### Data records
+++

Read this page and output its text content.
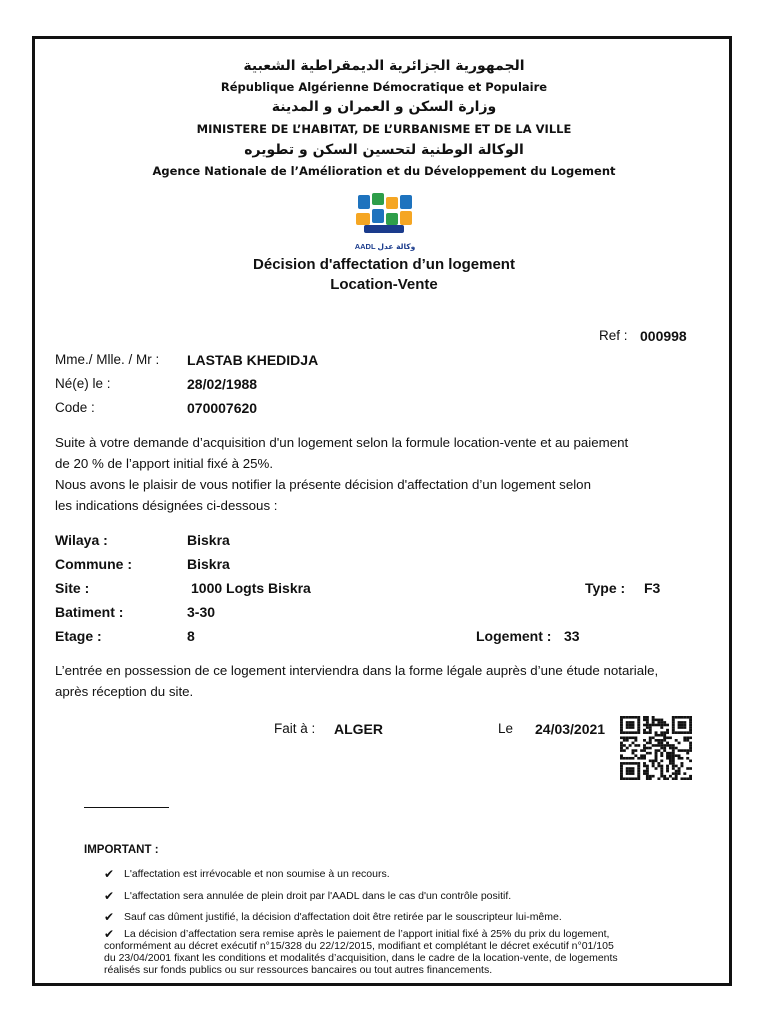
الجمهورية الجزائرية الديمقراطية الشعبية
République Algérienne Démocratique et Populaire
وزارة السكن و العمران و المدينة
MINISTERE DE L’HABITAT, DE L’URBANISME ET DE LA VILLE
الوكالة الوطنية لتحسين السكن و تطويره
Agence Nationale de l’Amélioration et du Développement du Logement
AADL وكالة عدل
Décision d'affectation d’un logement
Location-Vente
Ref : 000998
Mme./ Mlle. / Mr : LASTAB KHEDIDJA
Né(e) le :	28/02/1988
Code :	070007620
Suite à votre demande d’acquisition d'un logement selon la formule location-vente et au paiement
de 20 % de l’apport initial fixé à 25%.
Nous avons le plaisir de vous notifier la présente décision d'affectation d’un logement selon
les indications désignées ci-dessous :
Wilaya :	Biskra
Commune :	Biskra
Site :	1000 Logts Biskra	Type : F3
Batiment :	3-30
Etage :	8	Logement : 33
L’entrée en possession de ce logement interviendra dans la forme légale auprès d’une étude notariale,
après réception du site.
Fait à : ALGER	Le 24/03/2021
IMPORTANT :
✔ L'affectation est irrévocable et non soumise à un recours.
✔ L'affectation sera annulée de plein droit par l'AADL dans le cas d'un contrôle positif.
✔ Sauf cas dûment justifié, la décision d'affectation doit être retirée par le souscripteur lui-même.
✔ La décision d’affectation sera remise après le paiement de l’apport initial fixé à 25% du prix du logement,
conformément au décret exécutif n°15/328 du 22/12/2015, modifiant et complétant le décret exécutif n°01/105
du 23/04/2001 fixant les conditions et modalités d’acquisition, dans le cadre de la location-vente, de logements
réalisés sur fonds publics ou sur ressources bancaires ou tout autres financements.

+++

### Your task
Leave the pictures out and reproduce all of the records exactly.

### Reply to the exercise
Read this page and output its text content.
الجمهورية الجزائرية الديمقراطية الشعبية
République Algérienne Démocratique et Populaire
وزارة السكن و العمران و المدينة
MINISTERE DE L’HABITAT, DE L’URBANISME ET DE LA VILLE
الوكالة الوطنية لتحسين السكن و تطويره
Agence Nationale de l’Amélioration et du Développement du Logement
AADL وكالة عدل
Décision d'affectation d’un logement
Location-Vente
Ref : 000998
Mme./ Mlle. / Mr : LASTAB KHEDIDJA
Né(e) le :	28/02/1988
Code :	070007620
Suite à votre demande d’acquisition d'un logement selon la formule location-vente et au paiement
de 20 % de l’apport initial fixé à 25%.
Nous avons le plaisir de vous notifier la présente décision d'affectation d’un logement selon
les indications désignées ci-dessous :
Wilaya :	Biskra
Commune :	Biskra
Site :	1000 Logts Biskra	Type : F3
Batiment :	3-30
Etage :	8	Logement : 33
L’entrée en possession de ce logement interviendra dans la forme légale auprès d’une étude notariale,
après réception du site.
Fait à : ALGER	Le 24/03/2021
IMPORTANT :
✔ L'affectation est irrévocable et non soumise à un recours.
✔ L'affectation sera annulée de plein droit par l'AADL dans le cas d'un contrôle positif.
✔ Sauf cas dûment justifié, la décision d'affectation doit être retirée par le souscripteur lui-même.
✔ La décision d’affectation sera remise après le paiement de l’apport initial fixé à 25% du prix du logement,
conformément au décret exécutif n°15/328 du 22/12/2015, modifiant et complétant le décret exécutif n°01/105
du 23/04/2001 fixant les conditions et modalités d’acquisition, dans le cadre de la location-vente, de logements
réalisés sur fonds publics ou sur ressources bancaires ou tout autres financements.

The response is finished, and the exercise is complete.